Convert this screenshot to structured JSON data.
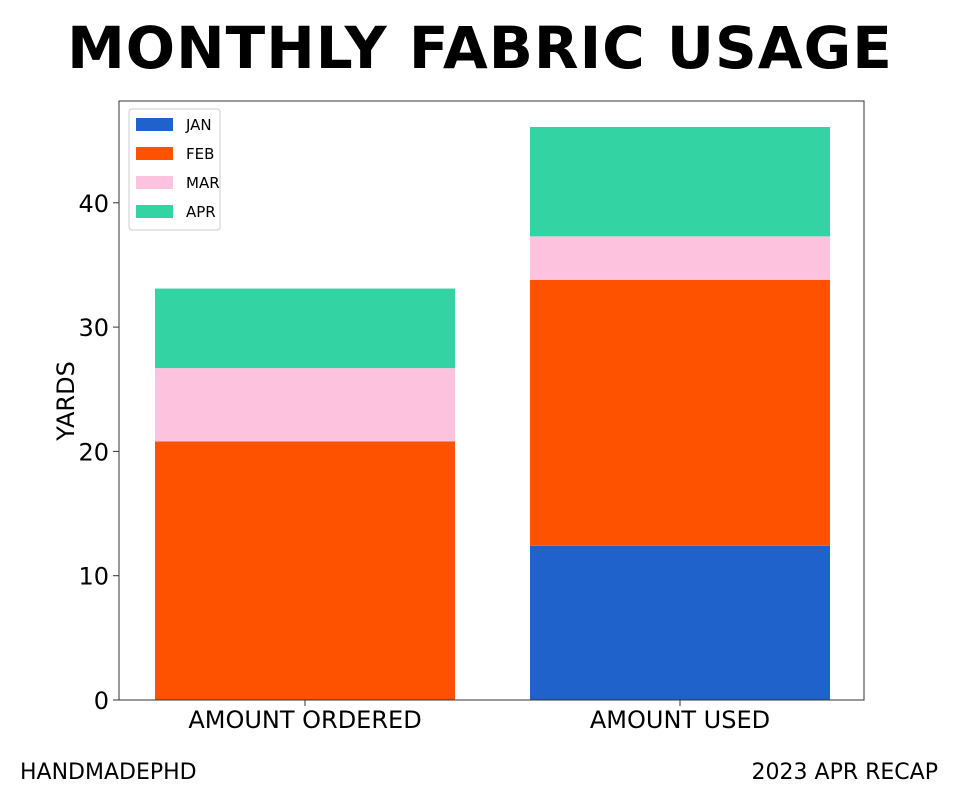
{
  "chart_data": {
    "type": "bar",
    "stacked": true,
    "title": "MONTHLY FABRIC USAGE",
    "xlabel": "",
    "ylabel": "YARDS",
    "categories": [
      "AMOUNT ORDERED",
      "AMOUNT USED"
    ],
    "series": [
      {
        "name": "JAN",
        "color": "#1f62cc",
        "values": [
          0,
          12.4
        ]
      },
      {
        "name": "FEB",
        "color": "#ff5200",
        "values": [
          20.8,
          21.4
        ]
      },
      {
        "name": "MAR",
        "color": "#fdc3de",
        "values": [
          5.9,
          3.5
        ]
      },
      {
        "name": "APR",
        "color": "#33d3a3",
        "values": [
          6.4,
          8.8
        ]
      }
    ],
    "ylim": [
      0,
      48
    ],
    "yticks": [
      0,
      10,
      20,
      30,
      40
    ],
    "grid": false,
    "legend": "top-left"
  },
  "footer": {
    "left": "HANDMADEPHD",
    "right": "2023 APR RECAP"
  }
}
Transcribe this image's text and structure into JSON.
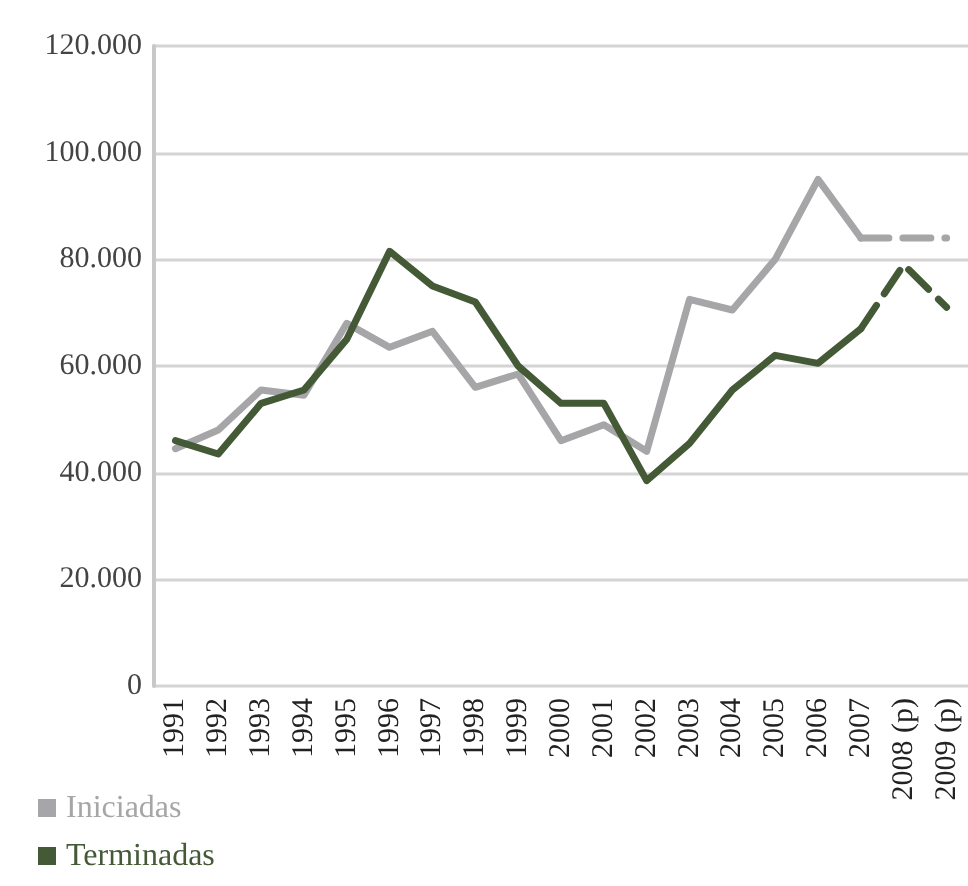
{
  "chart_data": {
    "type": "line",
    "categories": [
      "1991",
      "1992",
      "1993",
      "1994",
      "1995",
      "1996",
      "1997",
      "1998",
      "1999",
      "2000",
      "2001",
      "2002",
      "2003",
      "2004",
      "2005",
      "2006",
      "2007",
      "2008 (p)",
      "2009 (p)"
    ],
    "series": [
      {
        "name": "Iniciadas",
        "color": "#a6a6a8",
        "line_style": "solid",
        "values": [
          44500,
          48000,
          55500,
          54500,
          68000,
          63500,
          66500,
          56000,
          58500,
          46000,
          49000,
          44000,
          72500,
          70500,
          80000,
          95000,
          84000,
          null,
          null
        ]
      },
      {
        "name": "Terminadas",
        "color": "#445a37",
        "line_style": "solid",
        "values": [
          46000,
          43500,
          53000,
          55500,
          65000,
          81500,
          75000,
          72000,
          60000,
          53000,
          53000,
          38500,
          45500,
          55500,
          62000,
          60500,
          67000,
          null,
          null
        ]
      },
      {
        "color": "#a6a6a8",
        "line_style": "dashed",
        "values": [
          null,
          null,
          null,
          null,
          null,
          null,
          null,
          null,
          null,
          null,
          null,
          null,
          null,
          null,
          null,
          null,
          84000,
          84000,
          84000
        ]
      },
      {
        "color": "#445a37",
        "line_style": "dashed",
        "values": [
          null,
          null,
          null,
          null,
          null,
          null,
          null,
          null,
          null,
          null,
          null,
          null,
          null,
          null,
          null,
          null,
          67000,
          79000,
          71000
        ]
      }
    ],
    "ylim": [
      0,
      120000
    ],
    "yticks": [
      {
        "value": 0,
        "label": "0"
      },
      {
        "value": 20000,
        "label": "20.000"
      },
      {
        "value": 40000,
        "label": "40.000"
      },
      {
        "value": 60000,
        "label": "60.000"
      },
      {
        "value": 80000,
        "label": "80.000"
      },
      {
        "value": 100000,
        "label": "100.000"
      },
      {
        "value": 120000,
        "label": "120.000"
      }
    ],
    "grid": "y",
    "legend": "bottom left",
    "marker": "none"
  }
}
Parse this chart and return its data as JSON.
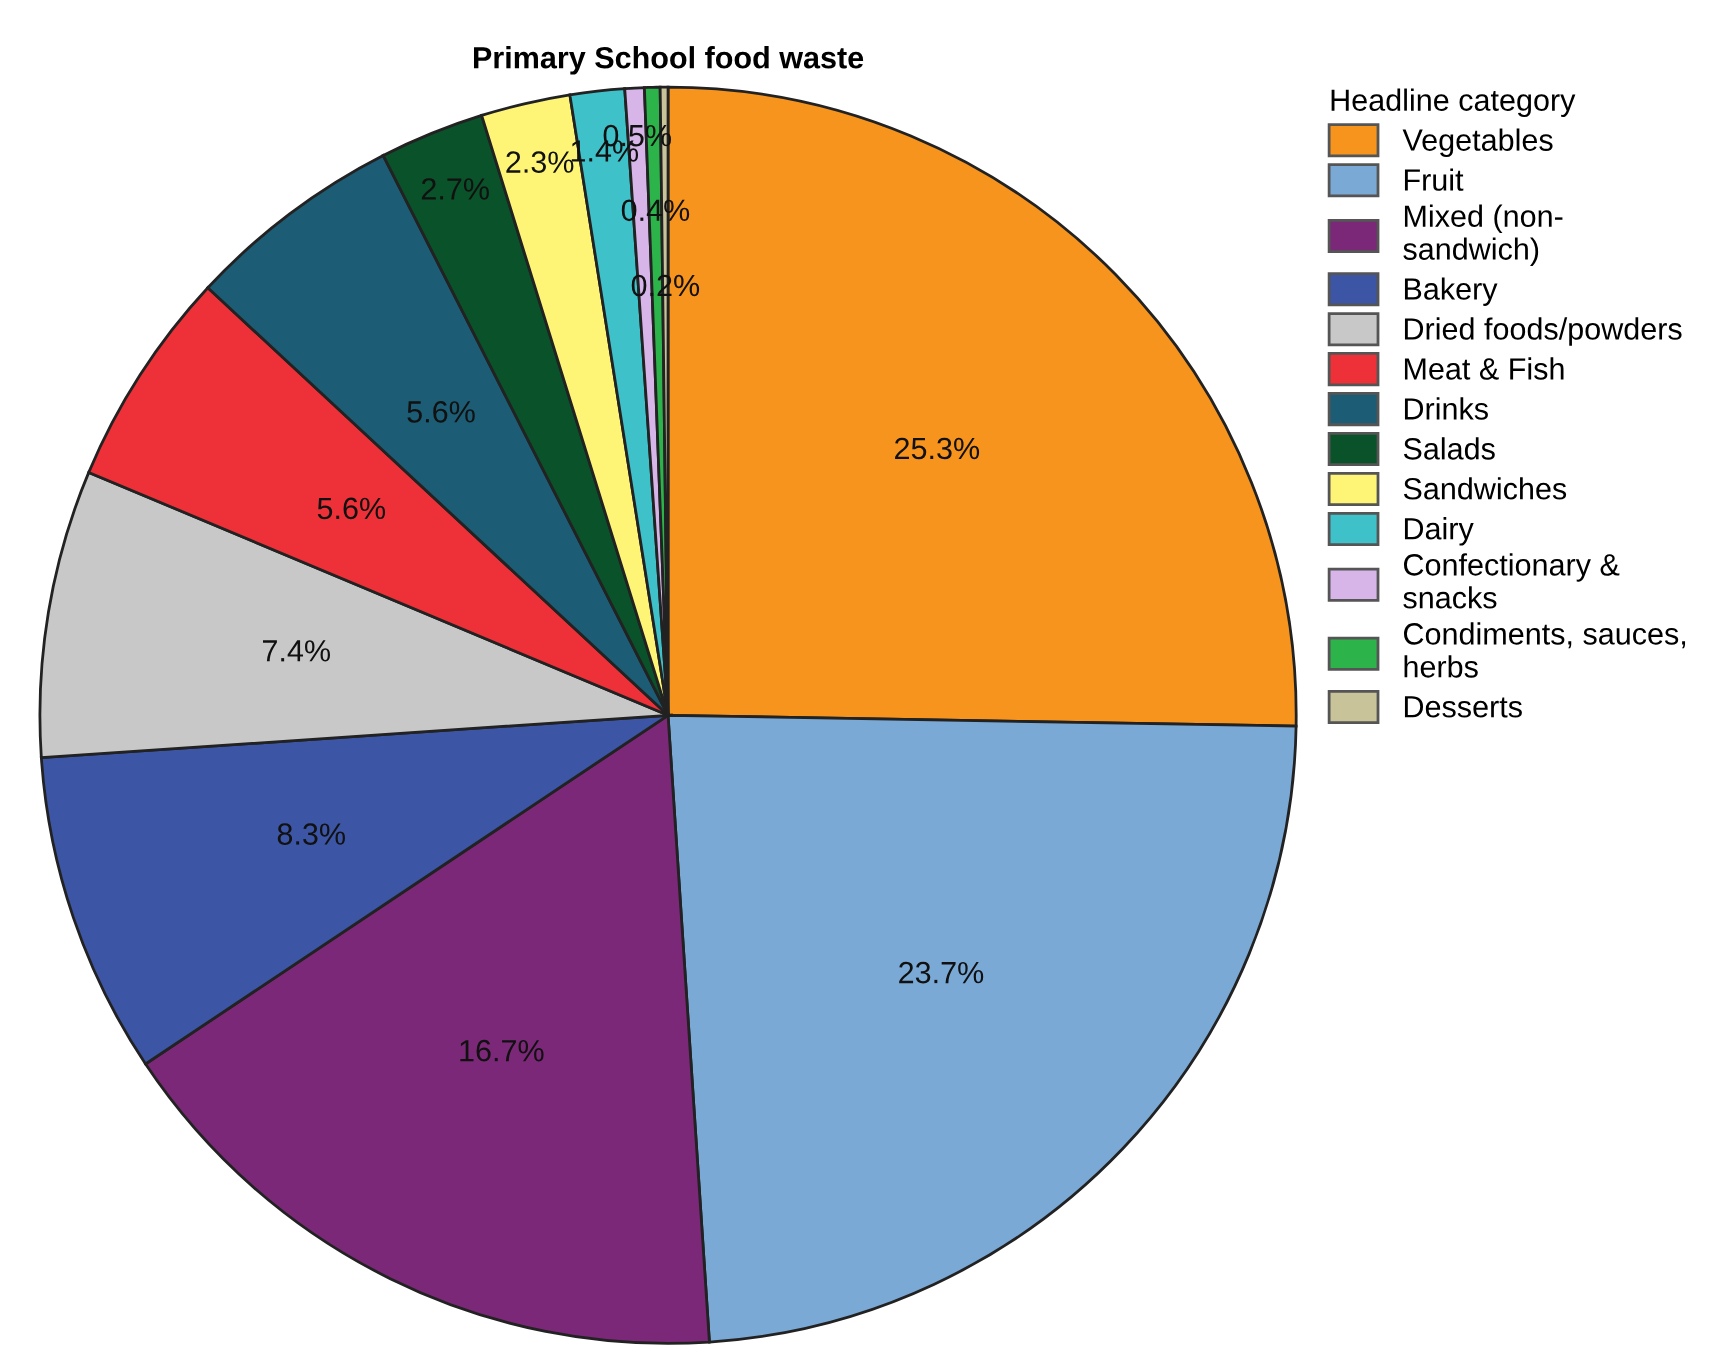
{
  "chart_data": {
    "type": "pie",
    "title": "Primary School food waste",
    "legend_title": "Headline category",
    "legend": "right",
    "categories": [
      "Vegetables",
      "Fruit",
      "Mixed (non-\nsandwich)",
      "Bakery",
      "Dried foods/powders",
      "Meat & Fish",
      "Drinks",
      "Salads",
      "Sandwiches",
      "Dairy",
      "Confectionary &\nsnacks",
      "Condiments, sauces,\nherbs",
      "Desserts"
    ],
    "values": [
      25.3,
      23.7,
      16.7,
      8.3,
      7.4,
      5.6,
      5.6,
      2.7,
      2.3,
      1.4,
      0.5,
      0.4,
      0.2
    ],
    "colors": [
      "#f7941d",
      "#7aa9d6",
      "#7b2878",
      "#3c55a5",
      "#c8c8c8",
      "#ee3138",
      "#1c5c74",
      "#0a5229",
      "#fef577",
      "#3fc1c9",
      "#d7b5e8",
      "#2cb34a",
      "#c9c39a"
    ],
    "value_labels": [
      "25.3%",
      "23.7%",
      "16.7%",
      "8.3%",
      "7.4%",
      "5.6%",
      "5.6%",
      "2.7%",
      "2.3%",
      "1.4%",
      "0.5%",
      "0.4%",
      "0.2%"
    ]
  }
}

[Challenge]: Leave the pictures out, and print every line of the listing exactly as written.

[Exercise output]:
Convert this screenshot to structured JSON data.
{
  "chart_data": {
    "type": "bar",
    "stacked": true,
    "title": "MONTHLY FABRIC USAGE",
    "xlabel": "",
    "ylabel": "YARDS",
    "categories": [
      "AMOUNT ORDERED",
      "AMOUNT USED"
    ],
    "series": [
      {
        "name": "JAN",
        "color": "#1f62cc",
        "values": [
          0,
          12.4
        ]
      },
      {
        "name": "FEB",
        "color": "#ff5200",
        "values": [
          20.8,
          21.4
        ]
      },
      {
        "name": "MAR",
        "color": "#fdc3de",
        "values": [
          5.9,
          3.5
        ]
      },
      {
        "name": "APR",
        "color": "#33d3a3",
        "values": [
          6.4,
          8.8
        ]
      }
    ],
    "ylim": [
      0,
      48
    ],
    "yticks": [
      0,
      10,
      20,
      30,
      40
    ],
    "grid": false,
    "legend": "top-left"
  },
  "footer": {
    "left": "HANDMADEPHD",
    "right": "2023 APR RECAP"
  }
}
Transcribe this image's text and structure into JSON.
{
  "chart_data": {
    "type": "line",
    "categories": [
      "1991",
      "1992",
      "1993",
      "1994",
      "1995",
      "1996",
      "1997",
      "1998",
      "1999",
      "2000",
      "2001",
      "2002",
      "2003",
      "2004",
      "2005",
      "2006",
      "2007",
      "2008 (p)",
      "2009 (p)"
    ],
    "series": [
      {
        "name": "Iniciadas",
        "color": "#a6a6a8",
        "line_style": "solid",
        "values": [
          44500,
          48000,
          55500,
          54500,
          68000,
          63500,
          66500,
          56000,
          58500,
          46000,
          49000,
          44000,
          72500,
          70500,
          80000,
          95000,
          84000,
          null,
          null
        ]
      },
      {
        "name": "Terminadas",
        "color": "#445a37",
        "line_style": "solid",
        "values": [
          46000,
          43500,
          53000,
          55500,
          65000,
          81500,
          75000,
          72000,
          60000,
          53000,
          53000,
          38500,
          45500,
          55500,
          62000,
          60500,
          67000,
          null,
          null
        ]
      },
      {
        "color": "#a6a6a8",
        "line_style": "dashed",
        "values": [
          null,
          null,
          null,
          null,
          null,
          null,
          null,
          null,
          null,
          null,
          null,
          null,
          null,
          null,
          null,
          null,
          84000,
          84000,
          84000
        ]
      },
      {
        "color": "#445a37",
        "line_style": "dashed",
        "values": [
          null,
          null,
          null,
          null,
          null,
          null,
          null,
          null,
          null,
          null,
          null,
          null,
          null,
          null,
          null,
          null,
          67000,
          79000,
          71000
        ]
      }
    ],
    "ylim": [
      0,
      120000
    ],
    "yticks": [
      {
        "value": 0,
        "label": "0"
      },
      {
        "value": 20000,
        "label": "20.000"
      },
      {
        "value": 40000,
        "label": "40.000"
      },
      {
        "value": 60000,
        "label": "60.000"
      },
      {
        "value": 80000,
        "label": "80.000"
      },
      {
        "value": 100000,
        "label": "100.000"
      },
      {
        "value": 120000,
        "label": "120.000"
      }
    ],
    "grid": "y",
    "legend": "bottom left",
    "marker": "none"
  }
}
Parse this chart and return its data as JSON.
{
  "chart_data": {
    "type": "pie",
    "title": "Primary School food waste",
    "legend_title": "Headline category",
    "legend": "right",
    "categories": [
      "Vegetables",
      "Fruit",
      "Mixed (non-\nsandwich)",
      "Bakery",
      "Dried foods/powders",
      "Meat & Fish",
      "Drinks",
      "Salads",
      "Sandwiches",
      "Dairy",
      "Confectionary &\nsnacks",
      "Condiments, sauces,\nherbs",
      "Desserts"
    ],
    "values": [
      25.3,
      23.7,
      16.7,
      8.3,
      7.4,
      5.6,
      5.6,
      2.7,
      2.3,
      1.4,
      0.5,
      0.4,
      0.2
    ],
    "colors": [
      "#f7941d",
      "#7aa9d6",
      "#7b2878",
      "#3c55a5",
      "#c8c8c8",
      "#ee3138",
      "#1c5c74",
      "#0a5229",
      "#fef577",
      "#3fc1c9",
      "#d7b5e8",
      "#2cb34a",
      "#c9c39a"
    ],
    "value_labels": [
      "25.3%",
      "23.7%",
      "16.7%",
      "8.3%",
      "7.4%",
      "5.6%",
      "5.6%",
      "2.7%",
      "2.3%",
      "1.4%",
      "0.5%",
      "0.4%",
      "0.2%"
    ]
  }
}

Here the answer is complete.